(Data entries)
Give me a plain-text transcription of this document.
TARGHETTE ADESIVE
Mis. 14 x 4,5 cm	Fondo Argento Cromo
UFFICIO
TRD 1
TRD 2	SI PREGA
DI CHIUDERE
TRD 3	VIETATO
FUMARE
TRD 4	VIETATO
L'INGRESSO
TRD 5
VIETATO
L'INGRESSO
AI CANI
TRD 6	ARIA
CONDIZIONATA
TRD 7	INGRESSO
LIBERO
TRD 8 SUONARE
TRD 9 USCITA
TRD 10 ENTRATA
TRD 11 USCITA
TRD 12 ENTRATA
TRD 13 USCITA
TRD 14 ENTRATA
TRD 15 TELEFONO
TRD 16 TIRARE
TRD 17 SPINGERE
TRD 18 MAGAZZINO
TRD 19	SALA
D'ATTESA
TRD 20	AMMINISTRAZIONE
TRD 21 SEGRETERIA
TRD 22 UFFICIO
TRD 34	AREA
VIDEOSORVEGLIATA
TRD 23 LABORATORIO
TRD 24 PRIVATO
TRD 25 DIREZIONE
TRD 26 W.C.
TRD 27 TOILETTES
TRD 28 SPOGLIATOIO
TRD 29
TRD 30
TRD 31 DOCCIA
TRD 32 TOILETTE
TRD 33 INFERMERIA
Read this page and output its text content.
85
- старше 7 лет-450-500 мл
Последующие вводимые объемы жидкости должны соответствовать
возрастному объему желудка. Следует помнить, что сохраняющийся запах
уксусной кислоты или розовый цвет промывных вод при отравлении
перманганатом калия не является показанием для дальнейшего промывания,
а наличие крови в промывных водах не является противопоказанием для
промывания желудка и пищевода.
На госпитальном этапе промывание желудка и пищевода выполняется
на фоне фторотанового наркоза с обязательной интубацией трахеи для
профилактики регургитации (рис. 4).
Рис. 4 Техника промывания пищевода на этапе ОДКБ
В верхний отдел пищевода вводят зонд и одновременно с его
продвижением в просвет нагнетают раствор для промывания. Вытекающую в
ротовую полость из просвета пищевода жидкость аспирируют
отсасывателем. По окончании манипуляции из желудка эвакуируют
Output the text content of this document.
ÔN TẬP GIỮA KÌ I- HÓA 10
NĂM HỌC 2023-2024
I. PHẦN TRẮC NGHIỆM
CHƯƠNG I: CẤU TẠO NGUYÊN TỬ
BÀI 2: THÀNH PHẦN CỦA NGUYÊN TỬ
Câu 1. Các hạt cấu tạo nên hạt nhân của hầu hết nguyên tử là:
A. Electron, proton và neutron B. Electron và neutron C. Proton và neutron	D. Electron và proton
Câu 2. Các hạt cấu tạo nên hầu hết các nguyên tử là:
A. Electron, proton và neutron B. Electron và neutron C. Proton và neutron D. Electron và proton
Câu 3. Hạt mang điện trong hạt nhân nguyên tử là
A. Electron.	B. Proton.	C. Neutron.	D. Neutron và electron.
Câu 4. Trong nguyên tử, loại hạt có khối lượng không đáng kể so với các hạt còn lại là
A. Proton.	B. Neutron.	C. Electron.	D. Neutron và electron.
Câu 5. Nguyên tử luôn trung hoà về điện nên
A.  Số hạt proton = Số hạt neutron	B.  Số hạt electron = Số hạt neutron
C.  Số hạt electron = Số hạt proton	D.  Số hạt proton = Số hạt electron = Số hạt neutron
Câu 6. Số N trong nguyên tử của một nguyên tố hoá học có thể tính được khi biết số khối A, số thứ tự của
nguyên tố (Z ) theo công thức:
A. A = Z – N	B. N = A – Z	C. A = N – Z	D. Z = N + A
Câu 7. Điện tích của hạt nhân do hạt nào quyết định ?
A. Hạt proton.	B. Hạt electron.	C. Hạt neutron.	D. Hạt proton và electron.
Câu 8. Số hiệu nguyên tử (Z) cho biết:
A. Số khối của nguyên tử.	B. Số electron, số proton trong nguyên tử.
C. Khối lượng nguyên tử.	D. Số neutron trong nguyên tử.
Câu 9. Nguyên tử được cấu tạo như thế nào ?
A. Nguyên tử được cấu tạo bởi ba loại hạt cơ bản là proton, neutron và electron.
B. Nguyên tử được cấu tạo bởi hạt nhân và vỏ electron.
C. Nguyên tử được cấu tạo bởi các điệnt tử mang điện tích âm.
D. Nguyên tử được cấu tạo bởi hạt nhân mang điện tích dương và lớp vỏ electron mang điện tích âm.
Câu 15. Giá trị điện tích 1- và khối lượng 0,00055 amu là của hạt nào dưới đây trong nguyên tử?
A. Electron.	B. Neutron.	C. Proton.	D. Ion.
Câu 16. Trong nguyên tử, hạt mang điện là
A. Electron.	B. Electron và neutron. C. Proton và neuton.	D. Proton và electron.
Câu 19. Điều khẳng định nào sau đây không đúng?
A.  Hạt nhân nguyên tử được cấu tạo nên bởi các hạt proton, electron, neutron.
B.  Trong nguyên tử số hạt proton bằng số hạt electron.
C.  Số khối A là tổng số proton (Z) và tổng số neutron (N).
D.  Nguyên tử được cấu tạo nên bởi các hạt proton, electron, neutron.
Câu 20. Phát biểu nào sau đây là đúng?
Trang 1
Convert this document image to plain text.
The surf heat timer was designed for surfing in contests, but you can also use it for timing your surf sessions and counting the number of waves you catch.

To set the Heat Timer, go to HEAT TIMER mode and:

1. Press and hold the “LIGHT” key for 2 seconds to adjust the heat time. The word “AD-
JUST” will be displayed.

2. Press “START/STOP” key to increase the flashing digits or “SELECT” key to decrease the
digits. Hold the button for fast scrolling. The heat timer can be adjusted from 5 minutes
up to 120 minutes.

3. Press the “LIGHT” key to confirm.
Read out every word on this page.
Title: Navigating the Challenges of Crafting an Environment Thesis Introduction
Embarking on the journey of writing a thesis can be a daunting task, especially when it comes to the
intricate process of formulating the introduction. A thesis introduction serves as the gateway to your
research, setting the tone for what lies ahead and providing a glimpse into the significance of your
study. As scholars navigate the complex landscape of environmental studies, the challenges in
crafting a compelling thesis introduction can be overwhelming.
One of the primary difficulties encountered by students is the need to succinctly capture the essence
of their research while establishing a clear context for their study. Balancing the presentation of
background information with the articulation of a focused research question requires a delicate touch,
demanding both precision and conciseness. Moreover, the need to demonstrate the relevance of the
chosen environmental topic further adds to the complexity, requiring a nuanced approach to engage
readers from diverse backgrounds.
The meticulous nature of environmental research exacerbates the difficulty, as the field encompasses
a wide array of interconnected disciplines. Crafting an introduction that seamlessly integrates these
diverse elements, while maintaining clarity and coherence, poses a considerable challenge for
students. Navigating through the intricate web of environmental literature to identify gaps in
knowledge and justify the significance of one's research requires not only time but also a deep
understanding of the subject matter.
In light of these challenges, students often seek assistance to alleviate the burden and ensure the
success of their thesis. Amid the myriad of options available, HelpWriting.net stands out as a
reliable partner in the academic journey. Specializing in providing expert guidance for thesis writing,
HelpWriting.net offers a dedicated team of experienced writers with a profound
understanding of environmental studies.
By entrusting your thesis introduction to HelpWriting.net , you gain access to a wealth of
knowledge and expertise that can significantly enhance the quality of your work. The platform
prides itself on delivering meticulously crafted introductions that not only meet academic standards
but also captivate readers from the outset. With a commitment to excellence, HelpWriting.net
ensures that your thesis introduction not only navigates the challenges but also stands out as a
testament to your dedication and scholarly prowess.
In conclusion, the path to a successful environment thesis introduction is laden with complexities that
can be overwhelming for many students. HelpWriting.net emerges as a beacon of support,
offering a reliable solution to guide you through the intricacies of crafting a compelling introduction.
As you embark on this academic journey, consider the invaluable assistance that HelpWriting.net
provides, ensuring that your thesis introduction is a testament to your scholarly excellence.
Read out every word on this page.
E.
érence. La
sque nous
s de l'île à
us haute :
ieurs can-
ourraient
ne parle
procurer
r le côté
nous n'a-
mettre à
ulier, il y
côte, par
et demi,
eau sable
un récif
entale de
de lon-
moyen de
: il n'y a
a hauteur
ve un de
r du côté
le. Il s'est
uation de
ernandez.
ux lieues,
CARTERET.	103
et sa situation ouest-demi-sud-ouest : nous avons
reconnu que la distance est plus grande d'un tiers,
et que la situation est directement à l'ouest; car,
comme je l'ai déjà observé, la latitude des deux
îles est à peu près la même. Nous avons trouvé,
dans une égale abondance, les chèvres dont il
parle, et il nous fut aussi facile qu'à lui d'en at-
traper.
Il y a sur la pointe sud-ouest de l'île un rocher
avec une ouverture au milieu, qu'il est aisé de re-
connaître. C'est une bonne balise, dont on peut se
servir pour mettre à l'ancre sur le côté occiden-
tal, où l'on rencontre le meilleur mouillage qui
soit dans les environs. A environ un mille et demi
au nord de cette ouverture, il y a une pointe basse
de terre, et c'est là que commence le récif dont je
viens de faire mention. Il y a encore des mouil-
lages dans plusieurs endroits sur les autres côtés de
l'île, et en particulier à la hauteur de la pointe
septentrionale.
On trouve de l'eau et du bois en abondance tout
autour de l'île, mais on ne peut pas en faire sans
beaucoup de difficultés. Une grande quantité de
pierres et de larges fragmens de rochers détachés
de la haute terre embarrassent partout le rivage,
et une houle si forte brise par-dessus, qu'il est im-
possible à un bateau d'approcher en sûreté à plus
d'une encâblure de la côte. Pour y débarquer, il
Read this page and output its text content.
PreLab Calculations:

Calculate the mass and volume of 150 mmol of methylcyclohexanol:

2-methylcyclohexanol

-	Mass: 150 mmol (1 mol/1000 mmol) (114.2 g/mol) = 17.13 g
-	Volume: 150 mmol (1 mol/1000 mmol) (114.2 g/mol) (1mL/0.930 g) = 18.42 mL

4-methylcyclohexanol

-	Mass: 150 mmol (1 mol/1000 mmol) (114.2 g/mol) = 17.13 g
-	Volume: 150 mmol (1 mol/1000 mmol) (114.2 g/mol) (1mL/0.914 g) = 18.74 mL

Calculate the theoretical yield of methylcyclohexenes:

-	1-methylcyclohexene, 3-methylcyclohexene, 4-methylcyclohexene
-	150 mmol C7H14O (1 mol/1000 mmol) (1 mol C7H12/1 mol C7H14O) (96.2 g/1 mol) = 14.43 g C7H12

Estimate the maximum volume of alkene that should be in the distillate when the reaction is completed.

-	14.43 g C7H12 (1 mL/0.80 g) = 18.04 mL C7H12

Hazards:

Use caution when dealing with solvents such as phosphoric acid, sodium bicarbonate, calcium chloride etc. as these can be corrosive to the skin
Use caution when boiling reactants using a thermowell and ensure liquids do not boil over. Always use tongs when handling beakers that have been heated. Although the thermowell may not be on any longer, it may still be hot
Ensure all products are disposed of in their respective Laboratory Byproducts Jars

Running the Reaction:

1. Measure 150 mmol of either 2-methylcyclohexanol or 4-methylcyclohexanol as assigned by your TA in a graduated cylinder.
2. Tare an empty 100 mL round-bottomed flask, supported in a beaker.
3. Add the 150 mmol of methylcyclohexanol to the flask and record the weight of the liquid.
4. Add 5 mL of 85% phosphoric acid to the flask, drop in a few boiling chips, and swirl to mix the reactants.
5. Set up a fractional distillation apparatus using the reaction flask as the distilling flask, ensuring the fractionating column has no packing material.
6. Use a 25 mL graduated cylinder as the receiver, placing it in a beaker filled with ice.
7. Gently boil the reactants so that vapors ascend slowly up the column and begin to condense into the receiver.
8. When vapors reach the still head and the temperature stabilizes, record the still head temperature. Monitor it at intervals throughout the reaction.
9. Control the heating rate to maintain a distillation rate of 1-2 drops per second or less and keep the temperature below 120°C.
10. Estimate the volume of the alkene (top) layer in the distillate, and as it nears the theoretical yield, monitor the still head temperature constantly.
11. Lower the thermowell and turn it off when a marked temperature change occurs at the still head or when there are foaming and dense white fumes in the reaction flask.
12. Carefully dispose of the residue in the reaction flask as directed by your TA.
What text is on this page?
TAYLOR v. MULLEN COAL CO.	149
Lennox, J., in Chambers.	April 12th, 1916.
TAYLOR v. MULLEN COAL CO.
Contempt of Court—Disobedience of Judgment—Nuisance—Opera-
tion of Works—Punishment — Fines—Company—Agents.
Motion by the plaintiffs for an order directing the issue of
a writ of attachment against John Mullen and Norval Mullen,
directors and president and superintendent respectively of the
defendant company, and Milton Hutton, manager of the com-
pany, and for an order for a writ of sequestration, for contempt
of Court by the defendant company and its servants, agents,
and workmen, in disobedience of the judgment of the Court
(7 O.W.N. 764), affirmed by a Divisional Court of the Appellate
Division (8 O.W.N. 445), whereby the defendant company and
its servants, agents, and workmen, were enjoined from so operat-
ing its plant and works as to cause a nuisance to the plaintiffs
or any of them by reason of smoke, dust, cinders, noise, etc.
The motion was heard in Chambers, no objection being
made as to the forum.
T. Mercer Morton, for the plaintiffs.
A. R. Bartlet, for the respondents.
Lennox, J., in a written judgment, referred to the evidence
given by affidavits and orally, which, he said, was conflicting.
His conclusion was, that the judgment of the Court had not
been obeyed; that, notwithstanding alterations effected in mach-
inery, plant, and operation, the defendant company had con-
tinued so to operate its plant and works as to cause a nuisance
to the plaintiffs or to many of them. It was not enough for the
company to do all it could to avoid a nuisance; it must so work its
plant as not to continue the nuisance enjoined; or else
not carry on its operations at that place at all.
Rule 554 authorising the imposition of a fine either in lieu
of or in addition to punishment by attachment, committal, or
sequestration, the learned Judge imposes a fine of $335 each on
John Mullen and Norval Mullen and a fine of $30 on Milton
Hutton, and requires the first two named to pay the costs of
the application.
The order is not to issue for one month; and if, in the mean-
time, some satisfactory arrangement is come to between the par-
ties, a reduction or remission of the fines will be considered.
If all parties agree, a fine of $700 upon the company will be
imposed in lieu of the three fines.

SET EXERCISE: Return each line with "column".

SOLVED PROBLEM:
5. Set up a fractional distillation apparatus using the reaction flask as the distilling flask, ensuring the fractionating column has no packing material.
7. Gently boil the reactants so that vapors ascend slowly up the column and begin to condense into the receiver.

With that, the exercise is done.